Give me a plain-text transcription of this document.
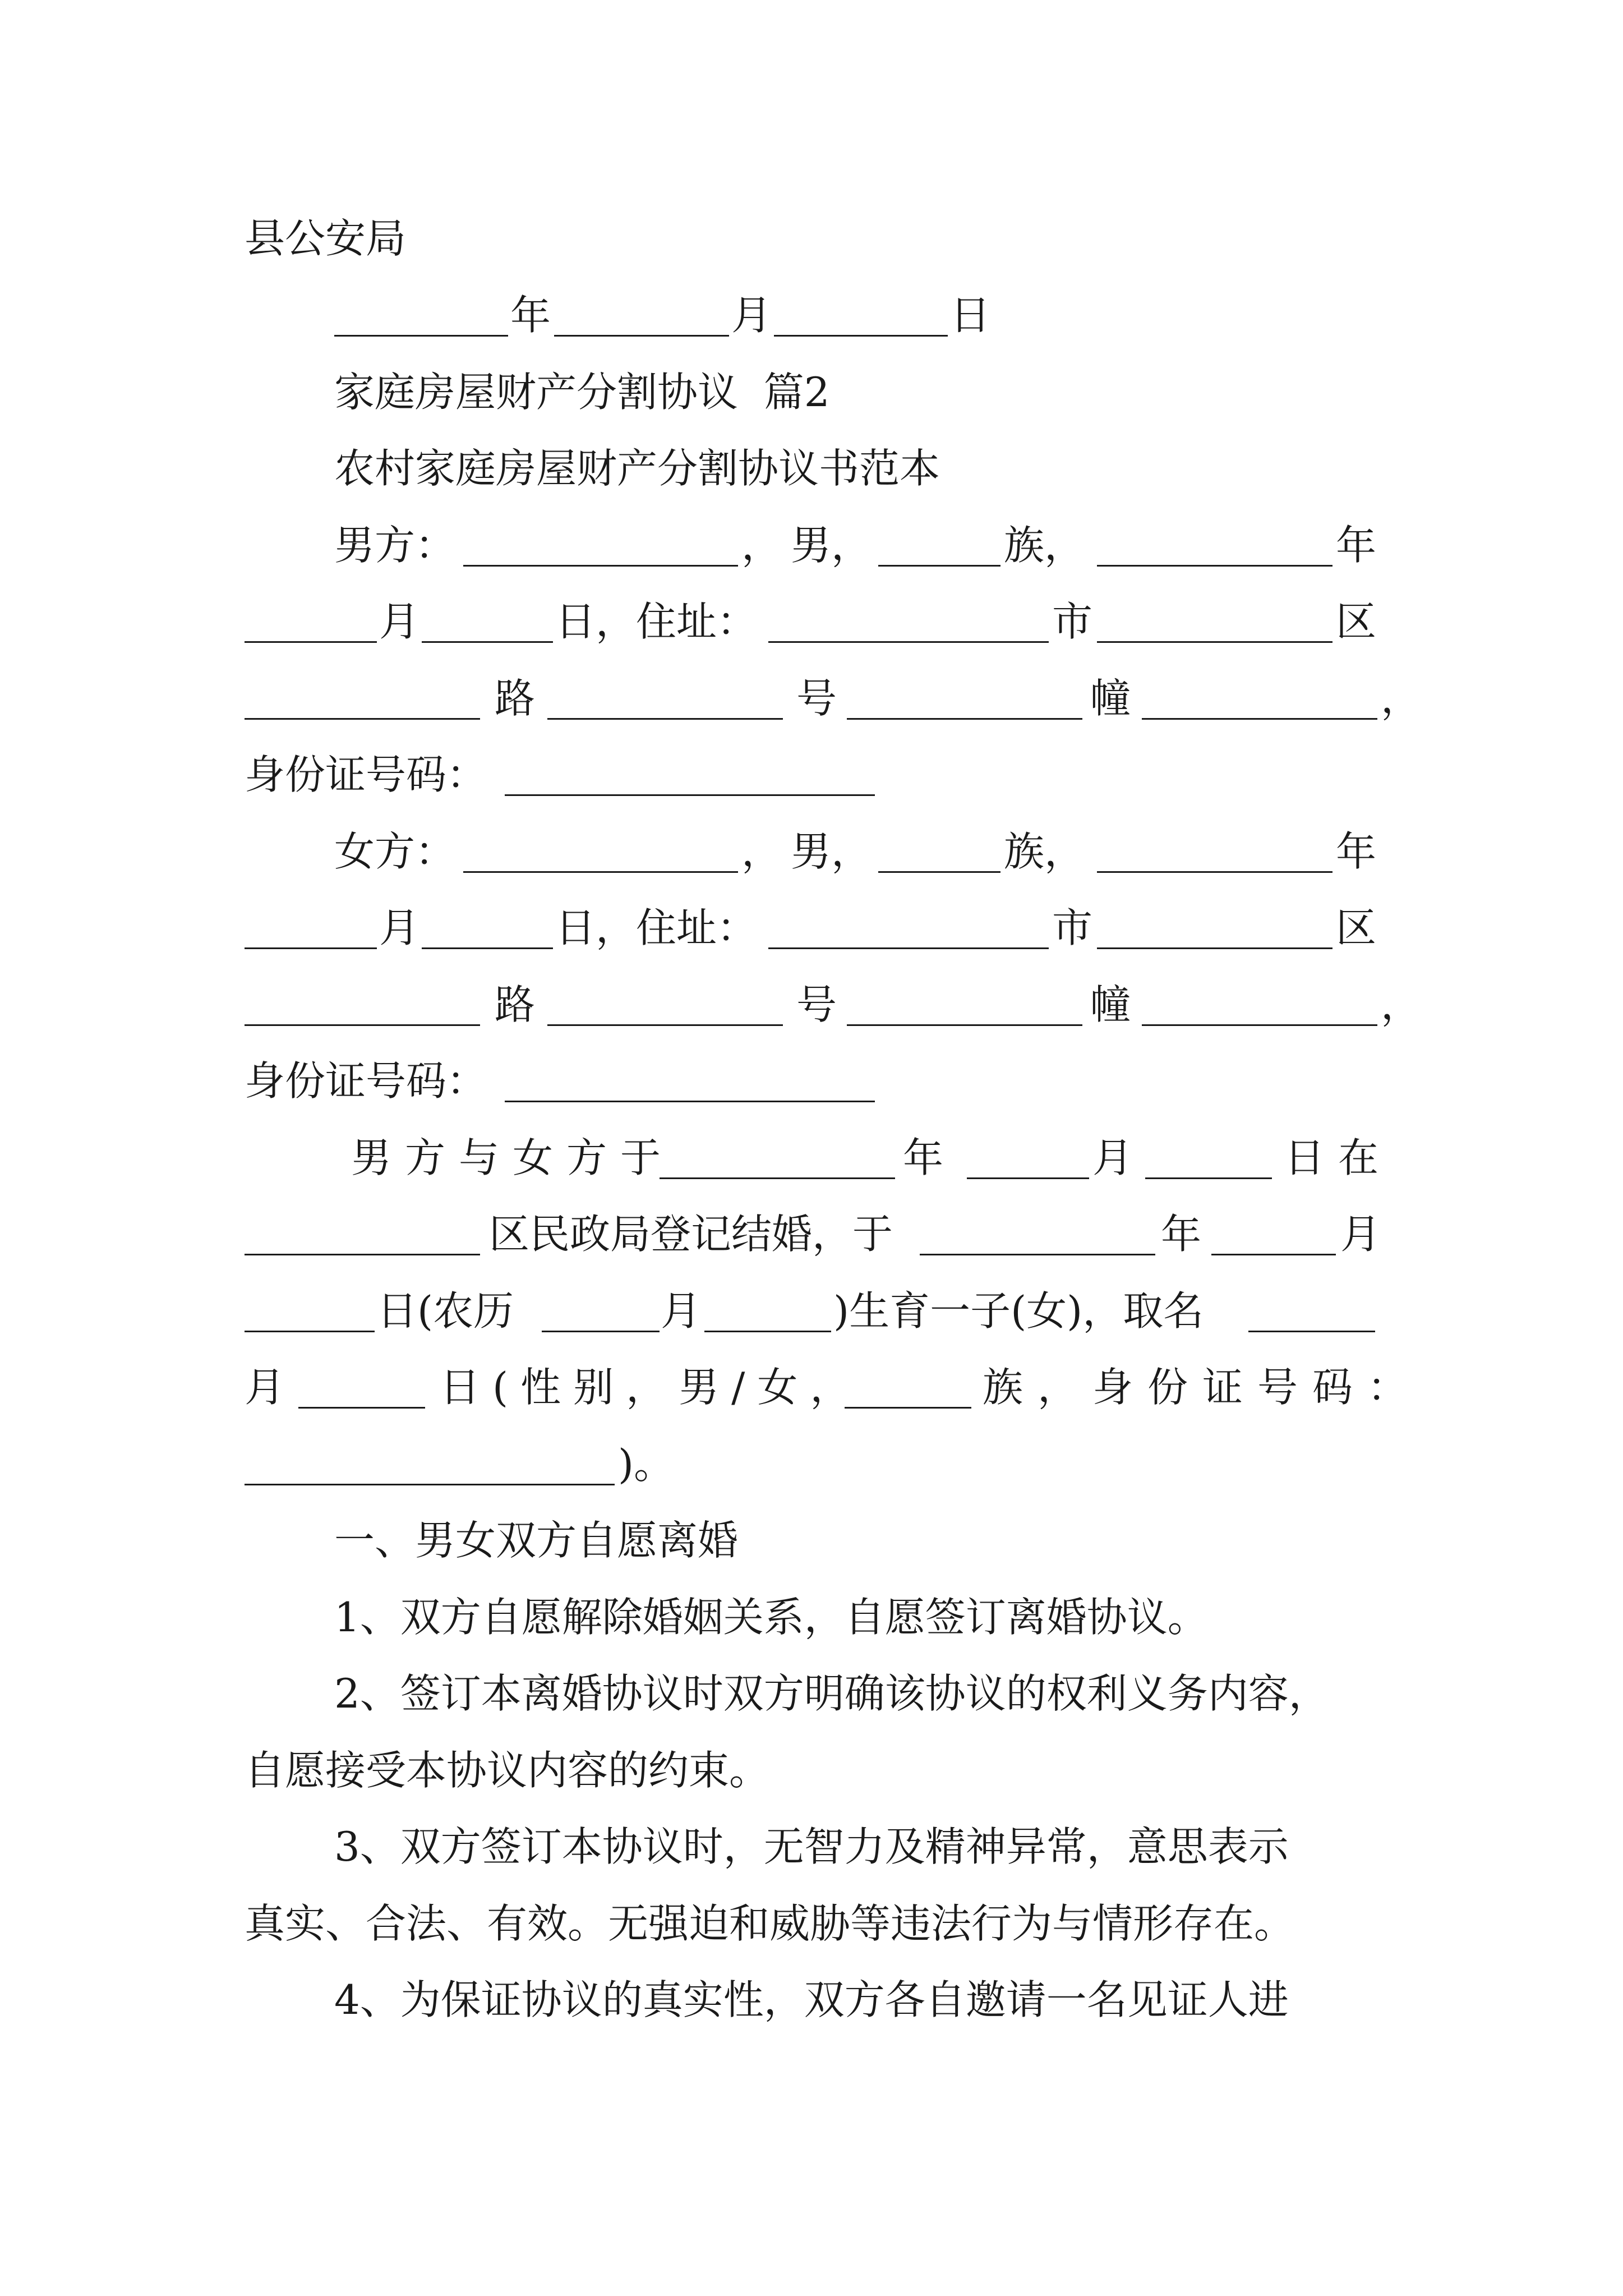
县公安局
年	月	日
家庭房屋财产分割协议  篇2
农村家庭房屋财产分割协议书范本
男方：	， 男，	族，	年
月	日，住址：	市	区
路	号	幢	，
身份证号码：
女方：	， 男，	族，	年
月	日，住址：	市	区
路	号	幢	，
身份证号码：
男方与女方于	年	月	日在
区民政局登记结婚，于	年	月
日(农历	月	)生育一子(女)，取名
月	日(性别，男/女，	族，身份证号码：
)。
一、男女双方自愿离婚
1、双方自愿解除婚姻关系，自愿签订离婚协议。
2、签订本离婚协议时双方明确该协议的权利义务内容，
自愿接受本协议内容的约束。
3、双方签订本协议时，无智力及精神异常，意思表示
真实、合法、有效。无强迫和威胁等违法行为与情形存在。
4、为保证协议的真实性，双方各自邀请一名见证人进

◆ Problem requirements
Without including the pictures, reproduce all entries exactly.

◆ Answer below
Give me a plain-text transcription of this document.
县公安局
年	月	日
家庭房屋财产分割协议  篇2
农村家庭房屋财产分割协议书范本
男方：	， 男，	族，	年
月	日，住址：	市	区
路	号	幢	，
身份证号码：
女方：	， 男，	族，	年
月	日，住址：	市	区
路	号	幢	，
身份证号码：
男方与女方于	年	月	日在
区民政局登记结婚，于	年	月
日(农历	月	)生育一子(女)，取名
月	日(性别，男/女，	族，身份证号码：
)。
一、男女双方自愿离婚
1、双方自愿解除婚姻关系，自愿签订离婚协议。
2、签订本离婚协议时双方明确该协议的权利义务内容，
自愿接受本协议内容的约束。
3、双方签订本协议时，无智力及精神异常，意思表示
真实、合法、有效。无强迫和威胁等违法行为与情形存在。
4、为保证协议的真实性，双方各自邀请一名见证人进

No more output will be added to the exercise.